→ **PROBLEM**: Pull every line containing "JSON" from the entries.

→ **ITEMS**:

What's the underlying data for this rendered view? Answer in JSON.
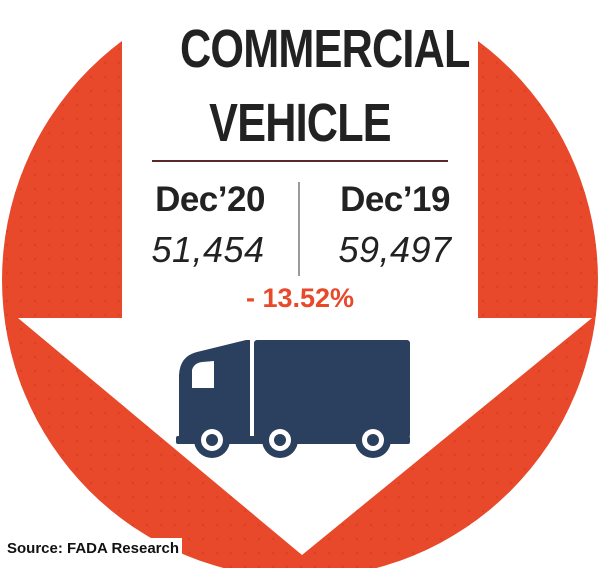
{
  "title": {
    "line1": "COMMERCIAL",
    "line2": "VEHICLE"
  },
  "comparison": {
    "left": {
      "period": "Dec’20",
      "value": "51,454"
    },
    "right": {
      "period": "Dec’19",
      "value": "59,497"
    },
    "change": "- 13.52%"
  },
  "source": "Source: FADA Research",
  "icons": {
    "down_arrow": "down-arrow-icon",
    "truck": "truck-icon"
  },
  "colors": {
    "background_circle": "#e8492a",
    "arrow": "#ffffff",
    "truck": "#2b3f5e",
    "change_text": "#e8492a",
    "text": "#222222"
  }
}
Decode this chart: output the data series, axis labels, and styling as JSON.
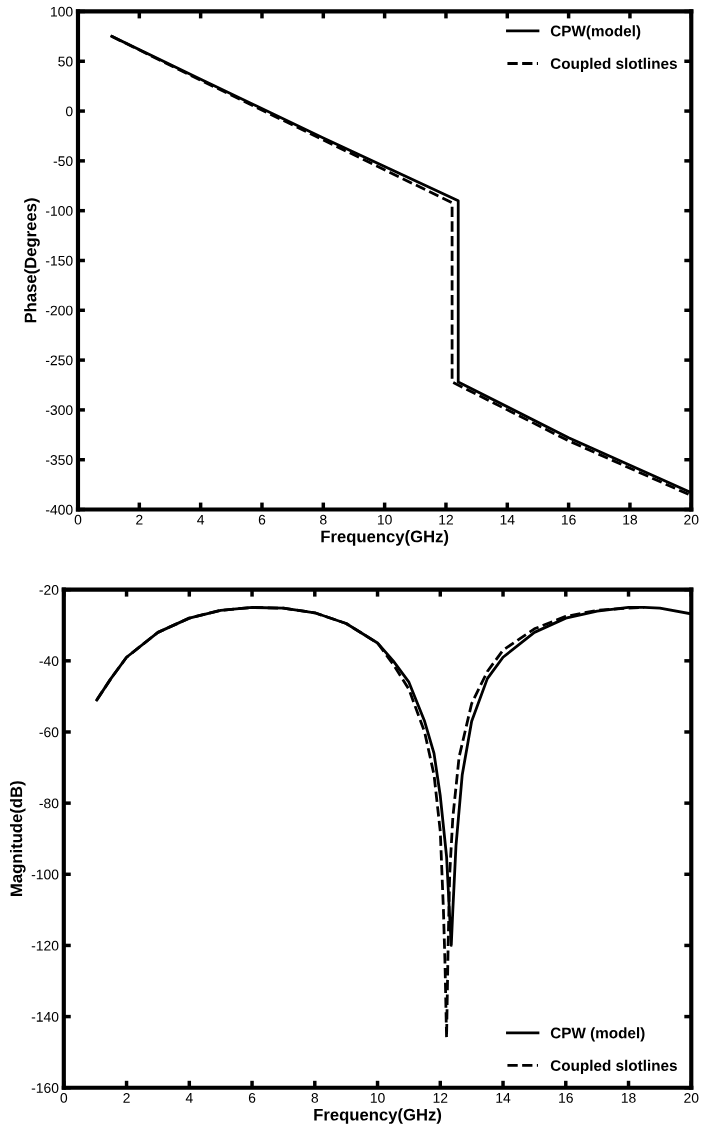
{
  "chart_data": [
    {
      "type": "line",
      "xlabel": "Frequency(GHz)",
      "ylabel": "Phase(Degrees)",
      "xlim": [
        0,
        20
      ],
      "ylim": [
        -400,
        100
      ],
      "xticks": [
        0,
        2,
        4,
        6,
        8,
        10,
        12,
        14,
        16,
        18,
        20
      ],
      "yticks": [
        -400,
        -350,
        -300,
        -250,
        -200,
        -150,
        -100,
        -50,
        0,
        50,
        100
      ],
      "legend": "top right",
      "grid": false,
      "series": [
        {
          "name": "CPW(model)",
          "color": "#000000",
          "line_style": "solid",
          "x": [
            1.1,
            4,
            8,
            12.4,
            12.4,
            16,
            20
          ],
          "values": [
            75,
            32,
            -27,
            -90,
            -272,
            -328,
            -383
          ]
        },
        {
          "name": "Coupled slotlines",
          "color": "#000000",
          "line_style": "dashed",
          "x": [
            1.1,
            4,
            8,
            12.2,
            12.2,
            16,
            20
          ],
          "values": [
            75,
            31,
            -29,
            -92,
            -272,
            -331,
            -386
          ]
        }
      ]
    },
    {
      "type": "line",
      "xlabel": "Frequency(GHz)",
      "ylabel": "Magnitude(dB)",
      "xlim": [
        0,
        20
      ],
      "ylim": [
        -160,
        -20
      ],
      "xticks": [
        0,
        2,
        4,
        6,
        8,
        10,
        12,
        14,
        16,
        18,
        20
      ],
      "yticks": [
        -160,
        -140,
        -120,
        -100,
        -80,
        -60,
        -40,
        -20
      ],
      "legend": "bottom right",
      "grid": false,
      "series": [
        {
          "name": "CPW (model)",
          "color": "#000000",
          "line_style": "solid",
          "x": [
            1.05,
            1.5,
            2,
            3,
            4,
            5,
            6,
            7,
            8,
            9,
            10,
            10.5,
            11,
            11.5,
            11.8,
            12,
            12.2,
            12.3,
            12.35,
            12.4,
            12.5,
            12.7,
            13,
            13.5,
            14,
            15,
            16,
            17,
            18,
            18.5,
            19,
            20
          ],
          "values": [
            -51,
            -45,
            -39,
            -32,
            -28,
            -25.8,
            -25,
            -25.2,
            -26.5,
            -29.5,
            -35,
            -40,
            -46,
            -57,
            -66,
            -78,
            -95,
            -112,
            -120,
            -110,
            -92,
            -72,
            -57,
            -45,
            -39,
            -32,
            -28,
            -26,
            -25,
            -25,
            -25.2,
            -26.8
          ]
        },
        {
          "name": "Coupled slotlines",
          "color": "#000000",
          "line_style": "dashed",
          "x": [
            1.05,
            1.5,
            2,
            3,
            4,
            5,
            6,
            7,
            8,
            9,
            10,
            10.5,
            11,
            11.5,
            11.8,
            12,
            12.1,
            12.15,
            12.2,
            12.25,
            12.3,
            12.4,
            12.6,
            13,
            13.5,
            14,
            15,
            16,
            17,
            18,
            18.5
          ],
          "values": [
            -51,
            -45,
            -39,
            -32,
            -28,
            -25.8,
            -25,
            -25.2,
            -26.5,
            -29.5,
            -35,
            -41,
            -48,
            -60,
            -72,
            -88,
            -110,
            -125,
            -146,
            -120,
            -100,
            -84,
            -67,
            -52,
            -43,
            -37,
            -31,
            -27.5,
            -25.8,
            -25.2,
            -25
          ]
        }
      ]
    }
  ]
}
* * *
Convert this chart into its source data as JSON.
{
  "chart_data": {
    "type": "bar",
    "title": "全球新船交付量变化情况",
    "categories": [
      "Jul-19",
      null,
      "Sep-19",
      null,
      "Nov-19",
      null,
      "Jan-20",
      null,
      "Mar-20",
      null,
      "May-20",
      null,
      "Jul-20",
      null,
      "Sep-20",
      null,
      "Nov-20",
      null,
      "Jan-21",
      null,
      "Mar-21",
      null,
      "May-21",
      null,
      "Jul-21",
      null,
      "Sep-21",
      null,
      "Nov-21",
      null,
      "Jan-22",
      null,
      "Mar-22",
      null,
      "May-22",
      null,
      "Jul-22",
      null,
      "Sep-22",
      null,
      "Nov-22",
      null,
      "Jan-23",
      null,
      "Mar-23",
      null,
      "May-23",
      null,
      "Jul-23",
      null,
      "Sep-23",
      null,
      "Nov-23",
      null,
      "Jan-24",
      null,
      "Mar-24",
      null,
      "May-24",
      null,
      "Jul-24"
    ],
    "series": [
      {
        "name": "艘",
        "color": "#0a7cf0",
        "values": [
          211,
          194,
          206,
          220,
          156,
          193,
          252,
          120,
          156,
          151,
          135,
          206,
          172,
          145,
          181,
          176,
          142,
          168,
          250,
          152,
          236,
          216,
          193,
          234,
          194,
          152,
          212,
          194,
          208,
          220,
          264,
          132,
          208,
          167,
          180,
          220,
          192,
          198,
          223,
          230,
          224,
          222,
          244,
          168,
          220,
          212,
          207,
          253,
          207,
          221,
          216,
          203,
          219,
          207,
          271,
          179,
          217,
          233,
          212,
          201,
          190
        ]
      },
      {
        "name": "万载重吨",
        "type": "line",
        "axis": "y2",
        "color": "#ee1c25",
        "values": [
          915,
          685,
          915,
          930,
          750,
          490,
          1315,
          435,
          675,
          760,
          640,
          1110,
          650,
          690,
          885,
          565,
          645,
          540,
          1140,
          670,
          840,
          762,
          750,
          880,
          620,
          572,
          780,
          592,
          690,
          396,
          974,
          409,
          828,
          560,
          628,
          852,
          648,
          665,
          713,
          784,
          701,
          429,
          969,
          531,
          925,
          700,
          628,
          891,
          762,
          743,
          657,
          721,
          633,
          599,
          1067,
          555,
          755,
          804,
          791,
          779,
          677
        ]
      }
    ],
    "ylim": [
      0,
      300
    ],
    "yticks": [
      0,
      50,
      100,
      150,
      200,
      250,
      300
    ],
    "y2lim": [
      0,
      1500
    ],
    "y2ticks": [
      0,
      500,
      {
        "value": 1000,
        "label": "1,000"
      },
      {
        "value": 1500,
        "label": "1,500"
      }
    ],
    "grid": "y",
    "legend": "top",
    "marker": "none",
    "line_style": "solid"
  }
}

→ **RIGHT ANSWER**:
What's the underlying data for this rendered view? Answer in JSON.
Decode this chart: output the data series, axis labels, and styling as JSON.
Convert this chart into its source data as JSON.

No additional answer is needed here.